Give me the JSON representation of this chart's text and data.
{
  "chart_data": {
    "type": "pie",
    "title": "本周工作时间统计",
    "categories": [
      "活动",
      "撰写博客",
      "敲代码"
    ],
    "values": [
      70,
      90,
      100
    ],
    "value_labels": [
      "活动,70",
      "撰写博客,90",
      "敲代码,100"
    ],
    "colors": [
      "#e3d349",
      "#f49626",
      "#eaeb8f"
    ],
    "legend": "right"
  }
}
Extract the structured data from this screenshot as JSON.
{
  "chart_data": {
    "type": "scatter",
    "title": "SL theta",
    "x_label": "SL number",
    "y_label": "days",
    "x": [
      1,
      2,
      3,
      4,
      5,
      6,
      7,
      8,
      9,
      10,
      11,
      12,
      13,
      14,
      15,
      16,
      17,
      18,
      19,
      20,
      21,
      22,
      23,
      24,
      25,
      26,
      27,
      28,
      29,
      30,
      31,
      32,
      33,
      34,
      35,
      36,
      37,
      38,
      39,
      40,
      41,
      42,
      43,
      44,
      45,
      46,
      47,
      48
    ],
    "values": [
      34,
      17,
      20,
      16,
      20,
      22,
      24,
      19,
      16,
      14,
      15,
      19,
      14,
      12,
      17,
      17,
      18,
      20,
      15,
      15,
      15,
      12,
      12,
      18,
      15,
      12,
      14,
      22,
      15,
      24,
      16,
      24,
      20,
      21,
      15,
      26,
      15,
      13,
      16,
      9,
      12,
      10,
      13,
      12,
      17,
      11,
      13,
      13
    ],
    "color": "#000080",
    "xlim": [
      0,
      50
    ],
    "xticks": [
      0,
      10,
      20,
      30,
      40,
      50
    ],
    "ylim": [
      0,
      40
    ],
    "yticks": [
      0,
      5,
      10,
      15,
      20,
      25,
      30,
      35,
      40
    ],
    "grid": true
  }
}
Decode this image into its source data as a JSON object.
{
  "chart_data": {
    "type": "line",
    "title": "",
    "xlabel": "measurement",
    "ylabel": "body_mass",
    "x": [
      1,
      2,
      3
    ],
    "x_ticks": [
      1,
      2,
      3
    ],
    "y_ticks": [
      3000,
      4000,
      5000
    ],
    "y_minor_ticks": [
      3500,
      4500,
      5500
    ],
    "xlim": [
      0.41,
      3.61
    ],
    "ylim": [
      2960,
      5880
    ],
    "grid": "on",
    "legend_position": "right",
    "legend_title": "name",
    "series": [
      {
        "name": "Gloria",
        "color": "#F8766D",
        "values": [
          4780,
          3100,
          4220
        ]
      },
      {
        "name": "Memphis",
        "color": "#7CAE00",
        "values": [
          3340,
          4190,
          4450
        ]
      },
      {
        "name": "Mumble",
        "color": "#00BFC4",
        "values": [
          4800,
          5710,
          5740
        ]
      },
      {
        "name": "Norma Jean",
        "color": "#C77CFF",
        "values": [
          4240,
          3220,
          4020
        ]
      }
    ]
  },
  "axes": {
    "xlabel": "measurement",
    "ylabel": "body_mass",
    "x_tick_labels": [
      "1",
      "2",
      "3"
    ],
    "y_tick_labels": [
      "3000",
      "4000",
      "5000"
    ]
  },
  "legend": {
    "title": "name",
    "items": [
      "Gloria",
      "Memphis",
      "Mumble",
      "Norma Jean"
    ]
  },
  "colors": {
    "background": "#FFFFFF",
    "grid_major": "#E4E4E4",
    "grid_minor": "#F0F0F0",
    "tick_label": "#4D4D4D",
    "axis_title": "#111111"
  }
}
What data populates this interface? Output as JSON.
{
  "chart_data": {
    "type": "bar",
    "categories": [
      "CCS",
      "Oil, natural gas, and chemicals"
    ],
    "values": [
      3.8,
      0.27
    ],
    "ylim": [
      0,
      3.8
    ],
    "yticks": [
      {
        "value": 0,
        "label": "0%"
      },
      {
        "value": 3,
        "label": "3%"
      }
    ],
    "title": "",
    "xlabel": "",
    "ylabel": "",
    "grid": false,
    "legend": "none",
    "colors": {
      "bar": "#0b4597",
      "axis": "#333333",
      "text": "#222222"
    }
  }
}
##############################
Objective: In the lines above, find each one with "type" and list it.

Exercise response:
    "type": "pie",
    "type": "scatter",
    "type": "line",
    "type": "bar",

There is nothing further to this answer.